──────── Provided records
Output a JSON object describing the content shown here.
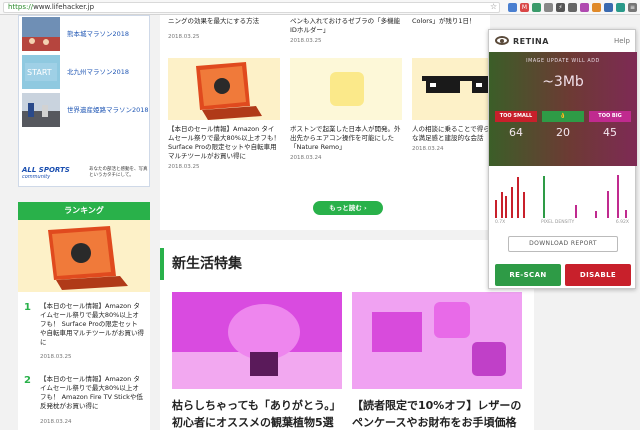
{
  "browser": {
    "url_scheme": "https://",
    "url_rest": "www.lifehacker.jp"
  },
  "left": {
    "races": [
      {
        "label": "熊本城マラソン2018"
      },
      {
        "label": "北九州マラソン2018"
      },
      {
        "label": "世界遺産姫路マラソン2018"
      }
    ],
    "allsports_logo": "ALL SPORTS",
    "allsports_sub": "community",
    "allsports_note": "あなたの部活と感動を、写真というカタチにして。",
    "ranking_title": "ランキング",
    "ranking": [
      {
        "num": "1",
        "title": "【本日のセール情報】Amazon タイムセール祭りで最大80%以上オフも！ Surface Proの限定セットや自転車用マルチツールがお買い得に",
        "date": "2018.03.25"
      },
      {
        "num": "2",
        "title": "【本日のセール情報】Amazon タイムセール祭りで最大80%以上オフも！ Amazon Fire TV Stickや低反発枕がお買い得に",
        "date": "2018.03.24"
      }
    ]
  },
  "grid": {
    "top_cards": [
      {
        "title": "ニングの効果を最大にする方法",
        "date": "2018.03.25"
      },
      {
        "title": "ペンも入れておけるゼブラの「多機能IDホルダー」",
        "date": "2018.03.25"
      },
      {
        "title": "Colors」が残り1日！",
        "date": "2018.03.25"
      }
    ],
    "cards": [
      {
        "title": "【本日のセール情報】Amazon タイムセール祭りで最大80%以上オフも！ Surface Proの限定セットや自転車用マルチツールがお買い得に",
        "date": "2018.03.25"
      },
      {
        "title": "ボストンで起業した日本人が開発。外出先からエアコン操作を可能にした「Nature Remo」",
        "date": "2018.03.24"
      },
      {
        "title": "人の相談に乗ることで得られる、大きな満足感と建設的な会話",
        "date": "2018.03.24"
      }
    ],
    "more_label": "もっと読む"
  },
  "section": {
    "title": "新生活特集",
    "cards": [
      {
        "title": "枯らしちゃっても「ありがとう。」初心者にオススメの観葉植物5選と"
      },
      {
        "title": "【読者限定で10%オフ】レザーのペンケースやお財布をお手頃価格"
      }
    ]
  },
  "retina": {
    "brand": "RETINA",
    "help": "Help",
    "hero_label": "IMAGE UPDATE WILL ADD",
    "hero_value": "~3Mb",
    "stats": [
      {
        "caption": "TOO SMALL",
        "value": "64",
        "color": "#c8202b"
      },
      {
        "caption": "👌",
        "value": "20",
        "color": "#2e9b46"
      },
      {
        "caption": "TOO BIG",
        "value": "45",
        "color": "#c02a8f"
      }
    ],
    "axis_left": "0.7X",
    "axis_mid": "PIXEL DENSITY",
    "axis_right": "6.92X",
    "density_bars": [
      {
        "h": 0.36,
        "color": "#c8202b"
      },
      {
        "h": 0.52,
        "color": "#c8202b"
      },
      {
        "h": 0.44,
        "color": "#c8202b"
      },
      {
        "h": 0.62,
        "color": "#c8202b"
      },
      {
        "h": 0.82,
        "color": "#c8202b"
      },
      {
        "h": 0.52,
        "color": "#c8202b"
      },
      {
        "h": 0.84,
        "color": "#2e9b46"
      },
      {
        "h": 0.26,
        "color": "#c02a8f"
      },
      {
        "h": 0.14,
        "color": "#c02a8f"
      },
      {
        "h": 0.54,
        "color": "#c02a8f"
      },
      {
        "h": 0.86,
        "color": "#c02a8f"
      },
      {
        "h": 0.16,
        "color": "#c02a8f"
      }
    ],
    "report_label": "DOWNLOAD REPORT",
    "rescan_label": "RE-SCAN",
    "disable_label": "DISABLE"
  }
}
────────────────
=== Work required ===
Reproduce all entries exactly. Pictures do not belong in the copy.

=== Answer to this exercise ===
Output a JSON object describing the content shown here.
{
  "browser": {
    "url_scheme": "https://",
    "url_rest": "www.lifehacker.jp"
  },
  "left": {
    "races": [
      {
        "label": "熊本城マラソン2018"
      },
      {
        "label": "北九州マラソン2018"
      },
      {
        "label": "世界遺産姫路マラソン2018"
      }
    ],
    "allsports_logo": "ALL SPORTS",
    "allsports_sub": "community",
    "allsports_note": "あなたの部活と感動を、写真というカタチにして。",
    "ranking_title": "ランキング",
    "ranking": [
      {
        "num": "1",
        "title": "【本日のセール情報】Amazon タイムセール祭りで最大80%以上オフも！ Surface Proの限定セットや自転車用マルチツールがお買い得に",
        "date": "2018.03.25"
      },
      {
        "num": "2",
        "title": "【本日のセール情報】Amazon タイムセール祭りで最大80%以上オフも！ Amazon Fire TV Stickや低反発枕がお買い得に",
        "date": "2018.03.24"
      }
    ]
  },
  "grid": {
    "top_cards": [
      {
        "title": "ニングの効果を最大にする方法",
        "date": "2018.03.25"
      },
      {
        "title": "ペンも入れておけるゼブラの「多機能IDホルダー」",
        "date": "2018.03.25"
      },
      {
        "title": "Colors」が残り1日！",
        "date": "2018.03.25"
      }
    ],
    "cards": [
      {
        "title": "【本日のセール情報】Amazon タイムセール祭りで最大80%以上オフも！ Surface Proの限定セットや自転車用マルチツールがお買い得に",
        "date": "2018.03.25"
      },
      {
        "title": "ボストンで起業した日本人が開発。外出先からエアコン操作を可能にした「Nature Remo」",
        "date": "2018.03.24"
      },
      {
        "title": "人の相談に乗ることで得られる、大きな満足感と建設的な会話",
        "date": "2018.03.24"
      }
    ],
    "more_label": "もっと読む"
  },
  "section": {
    "title": "新生活特集",
    "cards": [
      {
        "title": "枯らしちゃっても「ありがとう。」初心者にオススメの観葉植物5選と"
      },
      {
        "title": "【読者限定で10%オフ】レザーのペンケースやお財布をお手頃価格"
      }
    ]
  },
  "retina": {
    "brand": "RETINA",
    "help": "Help",
    "hero_label": "IMAGE UPDATE WILL ADD",
    "hero_value": "~3Mb",
    "stats": [
      {
        "caption": "TOO SMALL",
        "value": "64",
        "color": "#c8202b"
      },
      {
        "caption": "👌",
        "value": "20",
        "color": "#2e9b46"
      },
      {
        "caption": "TOO BIG",
        "value": "45",
        "color": "#c02a8f"
      }
    ],
    "axis_left": "0.7X",
    "axis_mid": "PIXEL DENSITY",
    "axis_right": "6.92X",
    "density_bars": [
      {
        "h": 0.36,
        "color": "#c8202b"
      },
      {
        "h": 0.52,
        "color": "#c8202b"
      },
      {
        "h": 0.44,
        "color": "#c8202b"
      },
      {
        "h": 0.62,
        "color": "#c8202b"
      },
      {
        "h": 0.82,
        "color": "#c8202b"
      },
      {
        "h": 0.52,
        "color": "#c8202b"
      },
      {
        "h": 0.84,
        "color": "#2e9b46"
      },
      {
        "h": 0.26,
        "color": "#c02a8f"
      },
      {
        "h": 0.14,
        "color": "#c02a8f"
      },
      {
        "h": 0.54,
        "color": "#c02a8f"
      },
      {
        "h": 0.86,
        "color": "#c02a8f"
      },
      {
        "h": 0.16,
        "color": "#c02a8f"
      }
    ],
    "report_label": "DOWNLOAD REPORT",
    "rescan_label": "RE-SCAN",
    "disable_label": "DISABLE"
  }
}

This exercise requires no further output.